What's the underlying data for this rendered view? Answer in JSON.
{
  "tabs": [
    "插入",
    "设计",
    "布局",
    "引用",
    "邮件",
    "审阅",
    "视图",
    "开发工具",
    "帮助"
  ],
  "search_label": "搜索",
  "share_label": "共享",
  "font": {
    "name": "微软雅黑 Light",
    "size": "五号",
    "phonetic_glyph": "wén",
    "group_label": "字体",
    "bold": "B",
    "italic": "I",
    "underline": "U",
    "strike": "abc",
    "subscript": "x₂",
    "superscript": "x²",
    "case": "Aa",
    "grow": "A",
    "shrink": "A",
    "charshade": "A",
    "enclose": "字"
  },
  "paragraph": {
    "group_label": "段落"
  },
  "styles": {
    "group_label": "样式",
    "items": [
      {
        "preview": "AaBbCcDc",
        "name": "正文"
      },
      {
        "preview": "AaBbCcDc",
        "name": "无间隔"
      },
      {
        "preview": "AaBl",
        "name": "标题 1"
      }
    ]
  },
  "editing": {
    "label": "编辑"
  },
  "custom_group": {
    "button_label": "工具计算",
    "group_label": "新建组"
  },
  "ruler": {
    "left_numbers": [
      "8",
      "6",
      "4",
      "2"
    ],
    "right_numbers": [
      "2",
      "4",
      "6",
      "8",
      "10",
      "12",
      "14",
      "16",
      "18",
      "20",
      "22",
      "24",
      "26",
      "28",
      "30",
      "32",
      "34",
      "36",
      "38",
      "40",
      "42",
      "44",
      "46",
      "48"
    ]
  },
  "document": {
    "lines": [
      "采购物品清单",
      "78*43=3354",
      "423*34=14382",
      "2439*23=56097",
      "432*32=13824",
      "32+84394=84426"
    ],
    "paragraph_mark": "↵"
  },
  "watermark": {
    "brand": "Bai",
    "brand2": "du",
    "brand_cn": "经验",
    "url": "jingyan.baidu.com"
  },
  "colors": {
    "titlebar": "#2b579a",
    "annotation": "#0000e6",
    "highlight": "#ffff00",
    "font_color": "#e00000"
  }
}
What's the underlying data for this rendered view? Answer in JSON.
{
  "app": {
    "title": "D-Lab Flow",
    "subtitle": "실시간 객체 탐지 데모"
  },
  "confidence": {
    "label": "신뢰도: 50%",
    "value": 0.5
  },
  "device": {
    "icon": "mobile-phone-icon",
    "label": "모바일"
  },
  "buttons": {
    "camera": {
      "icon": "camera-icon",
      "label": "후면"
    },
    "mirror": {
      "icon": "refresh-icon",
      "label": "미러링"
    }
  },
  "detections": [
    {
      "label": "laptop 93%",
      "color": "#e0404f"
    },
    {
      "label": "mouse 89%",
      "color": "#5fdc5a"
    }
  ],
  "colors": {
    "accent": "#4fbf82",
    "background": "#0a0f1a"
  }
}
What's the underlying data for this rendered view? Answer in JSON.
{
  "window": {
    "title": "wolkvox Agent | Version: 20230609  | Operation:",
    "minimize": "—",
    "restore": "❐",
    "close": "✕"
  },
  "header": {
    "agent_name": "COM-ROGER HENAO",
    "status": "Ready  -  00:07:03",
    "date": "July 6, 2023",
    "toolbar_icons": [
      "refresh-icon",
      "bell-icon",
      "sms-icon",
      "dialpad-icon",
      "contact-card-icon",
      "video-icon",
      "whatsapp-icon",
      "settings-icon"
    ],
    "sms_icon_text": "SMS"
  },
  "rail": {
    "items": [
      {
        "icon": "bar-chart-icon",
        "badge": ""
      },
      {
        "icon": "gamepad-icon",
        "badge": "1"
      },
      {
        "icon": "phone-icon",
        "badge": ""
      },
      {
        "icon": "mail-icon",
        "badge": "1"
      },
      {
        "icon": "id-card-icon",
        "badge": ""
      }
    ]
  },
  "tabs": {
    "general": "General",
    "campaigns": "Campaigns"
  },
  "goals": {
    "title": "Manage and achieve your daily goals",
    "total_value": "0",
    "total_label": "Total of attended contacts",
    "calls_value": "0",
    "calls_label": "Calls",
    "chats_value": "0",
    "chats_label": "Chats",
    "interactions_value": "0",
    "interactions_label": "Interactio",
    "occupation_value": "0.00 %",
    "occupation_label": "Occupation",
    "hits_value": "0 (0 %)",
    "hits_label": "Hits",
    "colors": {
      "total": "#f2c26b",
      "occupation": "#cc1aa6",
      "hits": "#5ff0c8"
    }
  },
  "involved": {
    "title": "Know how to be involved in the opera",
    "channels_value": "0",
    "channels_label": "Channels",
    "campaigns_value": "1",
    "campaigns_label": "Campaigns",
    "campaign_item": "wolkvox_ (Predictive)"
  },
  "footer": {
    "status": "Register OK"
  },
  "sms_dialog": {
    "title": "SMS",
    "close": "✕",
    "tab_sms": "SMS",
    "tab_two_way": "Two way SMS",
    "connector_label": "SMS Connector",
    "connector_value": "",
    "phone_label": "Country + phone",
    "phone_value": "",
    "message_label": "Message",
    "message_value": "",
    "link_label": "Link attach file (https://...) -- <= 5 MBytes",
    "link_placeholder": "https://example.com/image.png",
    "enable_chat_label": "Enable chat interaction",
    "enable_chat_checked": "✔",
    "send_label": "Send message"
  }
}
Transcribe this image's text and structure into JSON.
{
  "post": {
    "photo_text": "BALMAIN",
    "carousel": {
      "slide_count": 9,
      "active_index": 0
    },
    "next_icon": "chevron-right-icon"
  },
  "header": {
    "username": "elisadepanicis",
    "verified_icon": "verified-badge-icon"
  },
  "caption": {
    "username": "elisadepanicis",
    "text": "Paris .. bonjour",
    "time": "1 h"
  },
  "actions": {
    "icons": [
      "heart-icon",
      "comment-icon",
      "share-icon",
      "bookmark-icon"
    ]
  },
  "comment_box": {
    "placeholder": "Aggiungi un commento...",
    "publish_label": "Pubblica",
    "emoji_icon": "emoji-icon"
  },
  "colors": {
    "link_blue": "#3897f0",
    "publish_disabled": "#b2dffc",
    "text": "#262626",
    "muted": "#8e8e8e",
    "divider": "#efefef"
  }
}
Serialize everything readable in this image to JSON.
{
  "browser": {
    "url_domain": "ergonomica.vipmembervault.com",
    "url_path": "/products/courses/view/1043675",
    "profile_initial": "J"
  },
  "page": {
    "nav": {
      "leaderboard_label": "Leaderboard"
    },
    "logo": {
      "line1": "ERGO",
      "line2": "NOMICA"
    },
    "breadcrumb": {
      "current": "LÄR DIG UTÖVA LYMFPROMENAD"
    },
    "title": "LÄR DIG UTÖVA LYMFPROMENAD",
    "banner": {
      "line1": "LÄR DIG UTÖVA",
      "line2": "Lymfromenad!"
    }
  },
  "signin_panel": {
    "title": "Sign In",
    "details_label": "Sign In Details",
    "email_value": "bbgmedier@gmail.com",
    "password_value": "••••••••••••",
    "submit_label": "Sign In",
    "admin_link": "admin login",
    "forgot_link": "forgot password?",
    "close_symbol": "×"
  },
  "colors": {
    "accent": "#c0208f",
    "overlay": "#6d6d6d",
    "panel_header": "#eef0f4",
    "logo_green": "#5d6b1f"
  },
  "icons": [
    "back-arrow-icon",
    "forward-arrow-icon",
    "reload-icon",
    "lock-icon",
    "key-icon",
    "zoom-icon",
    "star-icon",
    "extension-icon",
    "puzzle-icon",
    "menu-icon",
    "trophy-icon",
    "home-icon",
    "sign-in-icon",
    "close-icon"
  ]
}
=======
- Required task -
From the first line to the last, please quote the material above exactly.

- Expected answer -
What's the underlying data for this rendered view? Answer in JSON.
{
  "tabs": [
    "插入",
    "设计",
    "布局",
    "引用",
    "邮件",
    "审阅",
    "视图",
    "开发工具",
    "帮助"
  ],
  "search_label": "搜索",
  "share_label": "共享",
  "font": {
    "name": "微软雅黑 Light",
    "size": "五号",
    "phonetic_glyph": "wén",
    "group_label": "字体",
    "bold": "B",
    "italic": "I",
    "underline": "U",
    "strike": "abc",
    "subscript": "x₂",
    "superscript": "x²",
    "case": "Aa",
    "grow": "A",
    "shrink": "A",
    "charshade": "A",
    "enclose": "字"
  },
  "paragraph": {
    "group_label": "段落"
  },
  "styles": {
    "group_label": "样式",
    "items": [
      {
        "preview": "AaBbCcDc",
        "name": "正文"
      },
      {
        "preview": "AaBbCcDc",
        "name": "无间隔"
      },
      {
        "preview": "AaBl",
        "name": "标题 1"
      }
    ]
  },
  "editing": {
    "label": "编辑"
  },
  "custom_group": {
    "button_label": "工具计算",
    "group_label": "新建组"
  },
  "ruler": {
    "left_numbers": [
      "8",
      "6",
      "4",
      "2"
    ],
    "right_numbers": [
      "2",
      "4",
      "6",
      "8",
      "10",
      "12",
      "14",
      "16",
      "18",
      "20",
      "22",
      "24",
      "26",
      "28",
      "30",
      "32",
      "34",
      "36",
      "38",
      "40",
      "42",
      "44",
      "46",
      "48"
    ]
  },
  "document": {
    "lines": [
      "采购物品清单",
      "78*43=3354",
      "423*34=14382",
      "2439*23=56097",
      "432*32=13824",
      "32+84394=84426"
    ],
    "paragraph_mark": "↵"
  },
  "watermark": {
    "brand": "Bai",
    "brand2": "du",
    "brand_cn": "经验",
    "url": "jingyan.baidu.com"
  },
  "colors": {
    "titlebar": "#2b579a",
    "annotation": "#0000e6",
    "highlight": "#ffff00",
    "font_color": "#e00000"
  }
}
What's the underlying data for this rendered view? Answer in JSON.
{
  "app": {
    "title": "D-Lab Flow",
    "subtitle": "실시간 객체 탐지 데모"
  },
  "confidence": {
    "label": "신뢰도: 50%",
    "value": 0.5
  },
  "device": {
    "icon": "mobile-phone-icon",
    "label": "모바일"
  },
  "buttons": {
    "camera": {
      "icon": "camera-icon",
      "label": "후면"
    },
    "mirror": {
      "icon": "refresh-icon",
      "label": "미러링"
    }
  },
  "detections": [
    {
      "label": "laptop 93%",
      "color": "#e0404f"
    },
    {
      "label": "mouse 89%",
      "color": "#5fdc5a"
    }
  ],
  "colors": {
    "accent": "#4fbf82",
    "background": "#0a0f1a"
  }
}
What's the underlying data for this rendered view? Answer in JSON.
{
  "window": {
    "title": "wolkvox Agent | Version: 20230609  | Operation:",
    "minimize": "—",
    "restore": "❐",
    "close": "✕"
  },
  "header": {
    "agent_name": "COM-ROGER HENAO",
    "status": "Ready  -  00:07:03",
    "date": "July 6, 2023",
    "toolbar_icons": [
      "refresh-icon",
      "bell-icon",
      "sms-icon",
      "dialpad-icon",
      "contact-card-icon",
      "video-icon",
      "whatsapp-icon",
      "settings-icon"
    ],
    "sms_icon_text": "SMS"
  },
  "rail": {
    "items": [
      {
        "icon": "bar-chart-icon",
        "badge": ""
      },
      {
        "icon": "gamepad-icon",
        "badge": "1"
      },
      {
        "icon": "phone-icon",
        "badge": ""
      },
      {
        "icon": "mail-icon",
        "badge": "1"
      },
      {
        "icon": "id-card-icon",
        "badge": ""
      }
    ]
  },
  "tabs": {
    "general": "General",
    "campaigns": "Campaigns"
  },
  "goals": {
    "title": "Manage and achieve your daily goals",
    "total_value": "0",
    "total_label": "Total of attended contacts",
    "calls_value": "0",
    "calls_label": "Calls",
    "chats_value": "0",
    "chats_label": "Chats",
    "interactions_value": "0",
    "interactions_label": "Interactio",
    "occupation_value": "0.00 %",
    "occupation_label": "Occupation",
    "hits_value": "0 (0 %)",
    "hits_label": "Hits",
    "colors": {
      "total": "#f2c26b",
      "occupation": "#cc1aa6",
      "hits": "#5ff0c8"
    }
  },
  "involved": {
    "title": "Know how to be involved in the opera",
    "channels_value": "0",
    "channels_label": "Channels",
    "campaigns_value": "1",
    "campaigns_label": "Campaigns",
    "campaign_item": "wolkvox_ (Predictive)"
  },
  "footer": {
    "status": "Register OK"
  },
  "sms_dialog": {
    "title": "SMS",
    "close": "✕",
    "tab_sms": "SMS",
    "tab_two_way": "Two way SMS",
    "connector_label": "SMS Connector",
    "connector_value": "",
    "phone_label": "Country + phone",
    "phone_value": "",
    "message_label": "Message",
    "message_value": "",
    "link_label": "Link attach file (https://...) -- <= 5 MBytes",
    "link_placeholder": "https://example.com/image.png",
    "enable_chat_label": "Enable chat interaction",
    "enable_chat_checked": "✔",
    "send_label": "Send message"
  }
}
Transcribe this image's text and structure into JSON.
{
  "post": {
    "photo_text": "BALMAIN",
    "carousel": {
      "slide_count": 9,
      "active_index": 0
    },
    "next_icon": "chevron-right-icon"
  },
  "header": {
    "username": "elisadepanicis",
    "verified_icon": "verified-badge-icon"
  },
  "caption": {
    "username": "elisadepanicis",
    "text": "Paris .. bonjour",
    "time": "1 h"
  },
  "actions": {
    "icons": [
      "heart-icon",
      "comment-icon",
      "share-icon",
      "bookmark-icon"
    ]
  },
  "comment_box": {
    "placeholder": "Aggiungi un commento...",
    "publish_label": "Pubblica",
    "emoji_icon": "emoji-icon"
  },
  "colors": {
    "link_blue": "#3897f0",
    "publish_disabled": "#b2dffc",
    "text": "#262626",
    "muted": "#8e8e8e",
    "divider": "#efefef"
  }
}
Serialize everything readable in this image to JSON.
{
  "browser": {
    "url_domain": "ergonomica.vipmembervault.com",
    "url_path": "/products/courses/view/1043675",
    "profile_initial": "J"
  },
  "page": {
    "nav": {
      "leaderboard_label": "Leaderboard"
    },
    "logo": {
      "line1": "ERGO",
      "line2": "NOMICA"
    },
    "breadcrumb": {
      "current": "LÄR DIG UTÖVA LYMFPROMENAD"
    },
    "title": "LÄR DIG UTÖVA LYMFPROMENAD",
    "banner": {
      "line1": "LÄR DIG UTÖVA",
      "line2": "Lymfromenad!"
    }
  },
  "signin_panel": {
    "title": "Sign In",
    "details_label": "Sign In Details",
    "email_value": "bbgmedier@gmail.com",
    "password_value": "••••••••••••",
    "submit_label": "Sign In",
    "admin_link": "admin login",
    "forgot_link": "forgot password?",
    "close_symbol": "×"
  },
  "colors": {
    "accent": "#c0208f",
    "overlay": "#6d6d6d",
    "panel_header": "#eef0f4",
    "logo_green": "#5d6b1f"
  },
  "icons": [
    "back-arrow-icon",
    "forward-arrow-icon",
    "reload-icon",
    "lock-icon",
    "key-icon",
    "zoom-icon",
    "star-icon",
    "extension-icon",
    "puzzle-icon",
    "menu-icon",
    "trophy-icon",
    "home-icon",
    "sign-in-icon",
    "close-icon"
  ]
}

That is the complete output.